• _WHAT THE TASK ASKS_
Leave every picture out and write out the records below exactly.

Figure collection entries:

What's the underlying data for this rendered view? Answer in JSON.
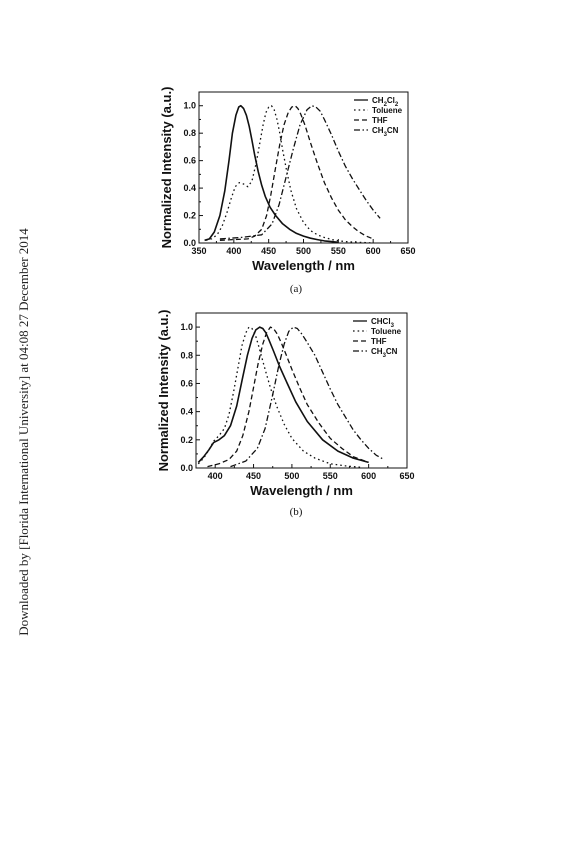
{
  "watermark": "Downloaded by [Florida International University] at 04:08 27 December 2014",
  "chart_data": [
    {
      "type": "line",
      "caption": "(a)",
      "xlabel": "Wavelength / nm",
      "ylabel": "Normalized Intensity (a.u.)",
      "xlim": [
        350,
        650
      ],
      "ylim": [
        0,
        1.1
      ],
      "xticks": [
        350,
        400,
        450,
        500,
        550,
        600,
        650
      ],
      "yticks": [
        0.0,
        0.2,
        0.4,
        0.6,
        0.8,
        1.0
      ],
      "legend_position": "top-right",
      "grid": false,
      "series": [
        {
          "name": "CH2Cl2",
          "name_main": "CH",
          "name_sub1": "2",
          "name_mid": "Cl",
          "name_sub2": "2",
          "dash": "solid",
          "x": [
            358,
            365,
            372,
            380,
            387,
            393,
            398,
            403,
            407,
            410,
            414,
            418,
            422,
            426,
            430,
            435,
            440,
            445,
            452,
            460,
            470,
            480,
            490,
            500,
            510,
            520,
            530,
            540,
            550
          ],
          "y": [
            0.02,
            0.03,
            0.08,
            0.2,
            0.38,
            0.6,
            0.8,
            0.93,
            0.99,
            1.0,
            0.98,
            0.93,
            0.85,
            0.75,
            0.64,
            0.52,
            0.42,
            0.34,
            0.26,
            0.2,
            0.14,
            0.1,
            0.07,
            0.05,
            0.035,
            0.025,
            0.015,
            0.01,
            0.005
          ]
        },
        {
          "name": "Toluene",
          "dash": "dot",
          "x": [
            360,
            368,
            376,
            383,
            390,
            396,
            402,
            408,
            414,
            420,
            426,
            432,
            437,
            442,
            446,
            450,
            454,
            458,
            462,
            466,
            470,
            476,
            482,
            490,
            500,
            510,
            520,
            530,
            545,
            560,
            575,
            590,
            600
          ],
          "y": [
            0.02,
            0.03,
            0.06,
            0.12,
            0.22,
            0.32,
            0.41,
            0.44,
            0.43,
            0.41,
            0.45,
            0.58,
            0.72,
            0.86,
            0.95,
            0.99,
            1.0,
            0.97,
            0.9,
            0.8,
            0.68,
            0.52,
            0.38,
            0.25,
            0.15,
            0.09,
            0.06,
            0.04,
            0.02,
            0.01,
            0.005,
            0.003,
            0.0
          ]
        },
        {
          "name": "THF",
          "dash": "dash",
          "x": [
            380,
            400,
            420,
            430,
            440,
            447,
            453,
            460,
            466,
            472,
            478,
            483,
            488,
            492,
            496,
            502,
            510,
            520,
            530,
            540,
            550,
            560,
            570,
            580,
            590,
            600
          ],
          "y": [
            0.02,
            0.025,
            0.03,
            0.05,
            0.1,
            0.2,
            0.35,
            0.55,
            0.72,
            0.86,
            0.95,
            0.99,
            1.0,
            0.98,
            0.94,
            0.86,
            0.73,
            0.58,
            0.44,
            0.33,
            0.24,
            0.17,
            0.12,
            0.08,
            0.05,
            0.03
          ]
        },
        {
          "name": "CH3CN",
          "name_main": "CH",
          "name_sub1": "3",
          "name_mid": "CN",
          "name_sub2": "",
          "dash": "dashdot",
          "x": [
            380,
            410,
            440,
            455,
            465,
            475,
            485,
            495,
            505,
            512,
            518,
            524,
            530,
            540,
            550,
            560,
            570,
            580,
            590,
            600,
            610
          ],
          "y": [
            0.03,
            0.04,
            0.06,
            0.14,
            0.28,
            0.48,
            0.68,
            0.86,
            0.97,
            1.0,
            0.99,
            0.96,
            0.9,
            0.79,
            0.67,
            0.56,
            0.47,
            0.39,
            0.31,
            0.24,
            0.18
          ]
        }
      ]
    },
    {
      "type": "line",
      "caption": "(b)",
      "xlabel": "Wavelength / nm",
      "ylabel": "Normalized Intensity (a.u.)",
      "xlim": [
        375,
        650
      ],
      "ylim": [
        0,
        1.1
      ],
      "xticks": [
        400,
        450,
        500,
        550,
        600,
        650
      ],
      "yticks": [
        0.0,
        0.2,
        0.4,
        0.6,
        0.8,
        1.0
      ],
      "legend_position": "top-right",
      "grid": false,
      "series": [
        {
          "name": "CHCl3",
          "name_main": "CHCl",
          "name_sub1": "3",
          "name_mid": "",
          "name_sub2": "",
          "dash": "solid",
          "x": [
            378,
            385,
            392,
            398,
            405,
            412,
            420,
            428,
            435,
            442,
            448,
            453,
            458,
            462,
            466,
            470,
            476,
            484,
            494,
            505,
            520,
            540,
            560,
            580,
            600
          ],
          "y": [
            0.04,
            0.08,
            0.13,
            0.18,
            0.2,
            0.23,
            0.3,
            0.44,
            0.62,
            0.8,
            0.92,
            0.98,
            1.0,
            0.99,
            0.96,
            0.91,
            0.83,
            0.72,
            0.6,
            0.47,
            0.33,
            0.2,
            0.12,
            0.07,
            0.04
          ]
        },
        {
          "name": "Toluene",
          "dash": "dot",
          "x": [
            378,
            385,
            392,
            398,
            405,
            412,
            418,
            424,
            430,
            435,
            440,
            444,
            448,
            452,
            456,
            460,
            465,
            472,
            480,
            490,
            500,
            515,
            530,
            550,
            570,
            590
          ],
          "y": [
            0.03,
            0.07,
            0.13,
            0.19,
            0.23,
            0.28,
            0.38,
            0.54,
            0.72,
            0.87,
            0.96,
            1.0,
            0.99,
            0.95,
            0.88,
            0.8,
            0.7,
            0.57,
            0.44,
            0.31,
            0.21,
            0.12,
            0.07,
            0.03,
            0.015,
            0.005
          ]
        },
        {
          "name": "THF",
          "dash": "dash",
          "x": [
            390,
            405,
            418,
            428,
            436,
            444,
            450,
            456,
            462,
            467,
            472,
            476,
            481,
            486,
            492,
            500,
            510,
            520,
            535,
            550,
            565,
            580,
            600
          ],
          "y": [
            0.01,
            0.03,
            0.06,
            0.12,
            0.23,
            0.4,
            0.57,
            0.74,
            0.88,
            0.96,
            1.0,
            0.99,
            0.95,
            0.89,
            0.81,
            0.7,
            0.57,
            0.45,
            0.32,
            0.21,
            0.14,
            0.08,
            0.04
          ]
        },
        {
          "name": "CH3CN",
          "name_main": "CH",
          "name_sub1": "3",
          "name_mid": "CN",
          "name_sub2": "",
          "dash": "dashdot",
          "x": [
            420,
            440,
            455,
            465,
            475,
            483,
            490,
            496,
            502,
            507,
            513,
            520,
            530,
            540,
            550,
            560,
            570,
            580,
            590,
            600,
            610,
            620
          ],
          "y": [
            0.01,
            0.05,
            0.14,
            0.28,
            0.52,
            0.73,
            0.88,
            0.97,
            1.0,
            0.99,
            0.95,
            0.89,
            0.8,
            0.68,
            0.56,
            0.45,
            0.36,
            0.27,
            0.2,
            0.14,
            0.09,
            0.06
          ]
        }
      ]
    }
  ]
}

• _RESULT OF THE TASK_
What's the underlying data for this rendered view? Answer in JSON.
{
  "watermark": "Downloaded by [Florida International University] at 04:08 27 December 2014",
  "chart_data": [
    {
      "type": "line",
      "caption": "(a)",
      "xlabel": "Wavelength / nm",
      "ylabel": "Normalized Intensity (a.u.)",
      "xlim": [
        350,
        650
      ],
      "ylim": [
        0,
        1.1
      ],
      "xticks": [
        350,
        400,
        450,
        500,
        550,
        600,
        650
      ],
      "yticks": [
        0.0,
        0.2,
        0.4,
        0.6,
        0.8,
        1.0
      ],
      "legend_position": "top-right",
      "grid": false,
      "series": [
        {
          "name": "CH2Cl2",
          "name_main": "CH",
          "name_sub1": "2",
          "name_mid": "Cl",
          "name_sub2": "2",
          "dash": "solid",
          "x": [
            358,
            365,
            372,
            380,
            387,
            393,
            398,
            403,
            407,
            410,
            414,
            418,
            422,
            426,
            430,
            435,
            440,
            445,
            452,
            460,
            470,
            480,
            490,
            500,
            510,
            520,
            530,
            540,
            550
          ],
          "y": [
            0.02,
            0.03,
            0.08,
            0.2,
            0.38,
            0.6,
            0.8,
            0.93,
            0.99,
            1.0,
            0.98,
            0.93,
            0.85,
            0.75,
            0.64,
            0.52,
            0.42,
            0.34,
            0.26,
            0.2,
            0.14,
            0.1,
            0.07,
            0.05,
            0.035,
            0.025,
            0.015,
            0.01,
            0.005
          ]
        },
        {
          "name": "Toluene",
          "dash": "dot",
          "x": [
            360,
            368,
            376,
            383,
            390,
            396,
            402,
            408,
            414,
            420,
            426,
            432,
            437,
            442,
            446,
            450,
            454,
            458,
            462,
            466,
            470,
            476,
            482,
            490,
            500,
            510,
            520,
            530,
            545,
            560,
            575,
            590,
            600
          ],
          "y": [
            0.02,
            0.03,
            0.06,
            0.12,
            0.22,
            0.32,
            0.41,
            0.44,
            0.43,
            0.41,
            0.45,
            0.58,
            0.72,
            0.86,
            0.95,
            0.99,
            1.0,
            0.97,
            0.9,
            0.8,
            0.68,
            0.52,
            0.38,
            0.25,
            0.15,
            0.09,
            0.06,
            0.04,
            0.02,
            0.01,
            0.005,
            0.003,
            0.0
          ]
        },
        {
          "name": "THF",
          "dash": "dash",
          "x": [
            380,
            400,
            420,
            430,
            440,
            447,
            453,
            460,
            466,
            472,
            478,
            483,
            488,
            492,
            496,
            502,
            510,
            520,
            530,
            540,
            550,
            560,
            570,
            580,
            590,
            600
          ],
          "y": [
            0.02,
            0.025,
            0.03,
            0.05,
            0.1,
            0.2,
            0.35,
            0.55,
            0.72,
            0.86,
            0.95,
            0.99,
            1.0,
            0.98,
            0.94,
            0.86,
            0.73,
            0.58,
            0.44,
            0.33,
            0.24,
            0.17,
            0.12,
            0.08,
            0.05,
            0.03
          ]
        },
        {
          "name": "CH3CN",
          "name_main": "CH",
          "name_sub1": "3",
          "name_mid": "CN",
          "name_sub2": "",
          "dash": "dashdot",
          "x": [
            380,
            410,
            440,
            455,
            465,
            475,
            485,
            495,
            505,
            512,
            518,
            524,
            530,
            540,
            550,
            560,
            570,
            580,
            590,
            600,
            610
          ],
          "y": [
            0.03,
            0.04,
            0.06,
            0.14,
            0.28,
            0.48,
            0.68,
            0.86,
            0.97,
            1.0,
            0.99,
            0.96,
            0.9,
            0.79,
            0.67,
            0.56,
            0.47,
            0.39,
            0.31,
            0.24,
            0.18
          ]
        }
      ]
    },
    {
      "type": "line",
      "caption": "(b)",
      "xlabel": "Wavelength / nm",
      "ylabel": "Normalized Intensity (a.u.)",
      "xlim": [
        375,
        650
      ],
      "ylim": [
        0,
        1.1
      ],
      "xticks": [
        400,
        450,
        500,
        550,
        600,
        650
      ],
      "yticks": [
        0.0,
        0.2,
        0.4,
        0.6,
        0.8,
        1.0
      ],
      "legend_position": "top-right",
      "grid": false,
      "series": [
        {
          "name": "CHCl3",
          "name_main": "CHCl",
          "name_sub1": "3",
          "name_mid": "",
          "name_sub2": "",
          "dash": "solid",
          "x": [
            378,
            385,
            392,
            398,
            405,
            412,
            420,
            428,
            435,
            442,
            448,
            453,
            458,
            462,
            466,
            470,
            476,
            484,
            494,
            505,
            520,
            540,
            560,
            580,
            600
          ],
          "y": [
            0.04,
            0.08,
            0.13,
            0.18,
            0.2,
            0.23,
            0.3,
            0.44,
            0.62,
            0.8,
            0.92,
            0.98,
            1.0,
            0.99,
            0.96,
            0.91,
            0.83,
            0.72,
            0.6,
            0.47,
            0.33,
            0.2,
            0.12,
            0.07,
            0.04
          ]
        },
        {
          "name": "Toluene",
          "dash": "dot",
          "x": [
            378,
            385,
            392,
            398,
            405,
            412,
            418,
            424,
            430,
            435,
            440,
            444,
            448,
            452,
            456,
            460,
            465,
            472,
            480,
            490,
            500,
            515,
            530,
            550,
            570,
            590
          ],
          "y": [
            0.03,
            0.07,
            0.13,
            0.19,
            0.23,
            0.28,
            0.38,
            0.54,
            0.72,
            0.87,
            0.96,
            1.0,
            0.99,
            0.95,
            0.88,
            0.8,
            0.7,
            0.57,
            0.44,
            0.31,
            0.21,
            0.12,
            0.07,
            0.03,
            0.015,
            0.005
          ]
        },
        {
          "name": "THF",
          "dash": "dash",
          "x": [
            390,
            405,
            418,
            428,
            436,
            444,
            450,
            456,
            462,
            467,
            472,
            476,
            481,
            486,
            492,
            500,
            510,
            520,
            535,
            550,
            565,
            580,
            600
          ],
          "y": [
            0.01,
            0.03,
            0.06,
            0.12,
            0.23,
            0.4,
            0.57,
            0.74,
            0.88,
            0.96,
            1.0,
            0.99,
            0.95,
            0.89,
            0.81,
            0.7,
            0.57,
            0.45,
            0.32,
            0.21,
            0.14,
            0.08,
            0.04
          ]
        },
        {
          "name": "CH3CN",
          "name_main": "CH",
          "name_sub1": "3",
          "name_mid": "CN",
          "name_sub2": "",
          "dash": "dashdot",
          "x": [
            420,
            440,
            455,
            465,
            475,
            483,
            490,
            496,
            502,
            507,
            513,
            520,
            530,
            540,
            550,
            560,
            570,
            580,
            590,
            600,
            610,
            620
          ],
          "y": [
            0.01,
            0.05,
            0.14,
            0.28,
            0.52,
            0.73,
            0.88,
            0.97,
            1.0,
            0.99,
            0.95,
            0.89,
            0.8,
            0.68,
            0.56,
            0.45,
            0.36,
            0.27,
            0.2,
            0.14,
            0.09,
            0.06
          ]
        }
      ]
    }
  ]
}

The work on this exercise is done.